▶ [Given problem]
Look through the data below and return each line where "Jika" appears.

[START Source data]

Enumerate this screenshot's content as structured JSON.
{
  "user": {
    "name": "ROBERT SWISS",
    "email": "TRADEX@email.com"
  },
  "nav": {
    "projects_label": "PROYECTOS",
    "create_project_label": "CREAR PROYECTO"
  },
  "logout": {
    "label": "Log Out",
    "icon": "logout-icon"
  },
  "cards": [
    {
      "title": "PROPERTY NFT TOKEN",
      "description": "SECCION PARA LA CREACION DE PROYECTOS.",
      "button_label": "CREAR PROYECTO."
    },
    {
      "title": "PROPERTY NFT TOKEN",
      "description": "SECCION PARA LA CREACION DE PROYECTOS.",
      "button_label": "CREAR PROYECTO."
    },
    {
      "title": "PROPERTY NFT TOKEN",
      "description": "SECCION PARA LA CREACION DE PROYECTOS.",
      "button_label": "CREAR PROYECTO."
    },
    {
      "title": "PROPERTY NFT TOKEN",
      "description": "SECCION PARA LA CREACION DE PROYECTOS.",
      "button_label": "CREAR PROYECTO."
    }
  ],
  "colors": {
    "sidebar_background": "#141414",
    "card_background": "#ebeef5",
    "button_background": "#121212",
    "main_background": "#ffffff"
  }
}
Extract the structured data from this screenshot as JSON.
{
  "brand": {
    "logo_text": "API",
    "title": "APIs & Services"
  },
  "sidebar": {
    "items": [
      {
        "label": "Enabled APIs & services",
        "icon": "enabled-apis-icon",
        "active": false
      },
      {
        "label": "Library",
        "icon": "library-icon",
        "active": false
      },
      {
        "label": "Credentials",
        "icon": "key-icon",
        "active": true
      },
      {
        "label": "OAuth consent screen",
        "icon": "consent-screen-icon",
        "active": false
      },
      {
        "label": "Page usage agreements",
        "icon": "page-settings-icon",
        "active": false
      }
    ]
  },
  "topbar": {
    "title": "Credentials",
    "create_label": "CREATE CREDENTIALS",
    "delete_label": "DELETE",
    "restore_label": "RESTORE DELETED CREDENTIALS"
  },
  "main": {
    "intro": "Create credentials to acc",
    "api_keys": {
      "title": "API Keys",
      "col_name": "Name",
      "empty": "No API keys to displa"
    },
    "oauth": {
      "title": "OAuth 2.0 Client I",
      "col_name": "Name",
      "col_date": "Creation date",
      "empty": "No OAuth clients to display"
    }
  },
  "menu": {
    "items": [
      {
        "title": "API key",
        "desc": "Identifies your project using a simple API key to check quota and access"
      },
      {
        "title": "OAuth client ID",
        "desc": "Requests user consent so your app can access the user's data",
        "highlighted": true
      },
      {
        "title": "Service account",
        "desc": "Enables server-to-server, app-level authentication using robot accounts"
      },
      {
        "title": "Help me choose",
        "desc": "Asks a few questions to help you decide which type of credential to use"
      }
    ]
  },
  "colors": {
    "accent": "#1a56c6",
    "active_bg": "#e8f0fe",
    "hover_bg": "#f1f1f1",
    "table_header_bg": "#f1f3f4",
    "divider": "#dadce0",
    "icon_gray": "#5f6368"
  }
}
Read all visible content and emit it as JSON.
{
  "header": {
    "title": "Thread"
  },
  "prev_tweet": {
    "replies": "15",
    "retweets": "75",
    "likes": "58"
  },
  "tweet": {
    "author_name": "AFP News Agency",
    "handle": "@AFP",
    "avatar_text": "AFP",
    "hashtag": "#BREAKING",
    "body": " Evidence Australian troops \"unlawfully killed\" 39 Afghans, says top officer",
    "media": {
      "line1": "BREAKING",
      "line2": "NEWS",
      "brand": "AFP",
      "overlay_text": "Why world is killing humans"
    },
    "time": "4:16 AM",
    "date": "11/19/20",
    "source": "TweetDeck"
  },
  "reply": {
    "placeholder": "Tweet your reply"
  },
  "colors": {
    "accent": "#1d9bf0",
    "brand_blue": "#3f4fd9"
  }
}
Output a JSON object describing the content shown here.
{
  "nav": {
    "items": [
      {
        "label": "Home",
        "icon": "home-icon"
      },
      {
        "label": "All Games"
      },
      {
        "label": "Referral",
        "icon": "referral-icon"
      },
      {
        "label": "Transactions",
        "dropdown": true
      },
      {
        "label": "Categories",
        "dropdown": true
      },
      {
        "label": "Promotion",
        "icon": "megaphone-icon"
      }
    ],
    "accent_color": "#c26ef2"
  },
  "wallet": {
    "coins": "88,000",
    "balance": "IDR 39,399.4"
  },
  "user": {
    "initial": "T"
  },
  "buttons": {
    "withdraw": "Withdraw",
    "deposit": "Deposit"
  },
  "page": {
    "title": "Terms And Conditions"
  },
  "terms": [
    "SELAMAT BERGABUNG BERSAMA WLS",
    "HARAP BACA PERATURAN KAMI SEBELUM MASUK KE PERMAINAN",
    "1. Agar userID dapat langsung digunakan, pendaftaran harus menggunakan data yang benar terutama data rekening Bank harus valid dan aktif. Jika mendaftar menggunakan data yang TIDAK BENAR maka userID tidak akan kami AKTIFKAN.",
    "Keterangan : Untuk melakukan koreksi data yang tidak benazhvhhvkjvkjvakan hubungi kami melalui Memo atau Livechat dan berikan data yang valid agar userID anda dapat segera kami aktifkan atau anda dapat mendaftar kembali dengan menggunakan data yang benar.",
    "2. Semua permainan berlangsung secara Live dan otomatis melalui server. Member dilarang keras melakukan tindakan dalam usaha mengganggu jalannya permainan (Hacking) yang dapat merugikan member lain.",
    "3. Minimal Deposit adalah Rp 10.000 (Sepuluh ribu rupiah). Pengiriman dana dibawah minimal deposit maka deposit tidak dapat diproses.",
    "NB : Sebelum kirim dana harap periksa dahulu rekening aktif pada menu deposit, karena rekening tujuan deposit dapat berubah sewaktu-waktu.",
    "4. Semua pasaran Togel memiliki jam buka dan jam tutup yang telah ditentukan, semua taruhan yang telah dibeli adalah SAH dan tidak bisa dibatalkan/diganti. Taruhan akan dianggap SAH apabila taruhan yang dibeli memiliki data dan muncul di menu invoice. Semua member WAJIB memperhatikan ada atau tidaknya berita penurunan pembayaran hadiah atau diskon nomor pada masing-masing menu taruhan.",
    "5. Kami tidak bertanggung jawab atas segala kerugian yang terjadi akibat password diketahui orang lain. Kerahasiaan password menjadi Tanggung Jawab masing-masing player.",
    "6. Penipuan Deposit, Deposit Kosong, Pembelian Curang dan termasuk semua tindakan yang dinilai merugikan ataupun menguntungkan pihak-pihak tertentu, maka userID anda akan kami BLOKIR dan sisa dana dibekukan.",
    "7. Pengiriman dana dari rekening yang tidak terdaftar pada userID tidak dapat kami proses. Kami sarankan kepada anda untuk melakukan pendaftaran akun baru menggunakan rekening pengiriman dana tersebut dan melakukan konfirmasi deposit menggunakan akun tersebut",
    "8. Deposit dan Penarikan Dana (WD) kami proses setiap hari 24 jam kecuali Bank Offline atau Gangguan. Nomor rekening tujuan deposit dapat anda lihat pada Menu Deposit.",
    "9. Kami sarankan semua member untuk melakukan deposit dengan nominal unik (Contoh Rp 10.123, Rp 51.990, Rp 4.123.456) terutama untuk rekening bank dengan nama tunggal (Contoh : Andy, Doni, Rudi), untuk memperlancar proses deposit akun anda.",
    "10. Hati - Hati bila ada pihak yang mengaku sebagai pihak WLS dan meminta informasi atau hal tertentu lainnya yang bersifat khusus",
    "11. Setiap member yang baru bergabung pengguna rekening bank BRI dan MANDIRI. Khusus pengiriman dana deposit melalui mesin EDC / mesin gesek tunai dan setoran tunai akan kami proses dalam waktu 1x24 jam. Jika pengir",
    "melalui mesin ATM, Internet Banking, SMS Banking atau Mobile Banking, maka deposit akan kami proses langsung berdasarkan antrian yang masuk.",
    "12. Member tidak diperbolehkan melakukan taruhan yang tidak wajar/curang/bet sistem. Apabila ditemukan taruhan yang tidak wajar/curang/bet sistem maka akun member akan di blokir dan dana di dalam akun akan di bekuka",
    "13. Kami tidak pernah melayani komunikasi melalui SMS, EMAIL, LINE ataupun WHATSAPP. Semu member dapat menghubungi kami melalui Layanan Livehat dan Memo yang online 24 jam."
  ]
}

[END Source data]

▶ [Exercise output]
    "1. Agar userID dapat langsung digunakan, pendaftaran harus menggunakan data yang benar terutama data rekening Bank harus valid dan aktif. Jika mendaftar menggunakan data yang TIDAK BENAR maka userID tidak akan kami AKTIFKAN.",
    "11. Setiap member yang baru bergabung pengguna rekening bank BRI dan MANDIRI. Khusus pengiriman dana deposit melalui mesin EDC / mesin gesek tunai dan setoran tunai akan kami proses dalam waktu 1x24 jam. Jika pengir",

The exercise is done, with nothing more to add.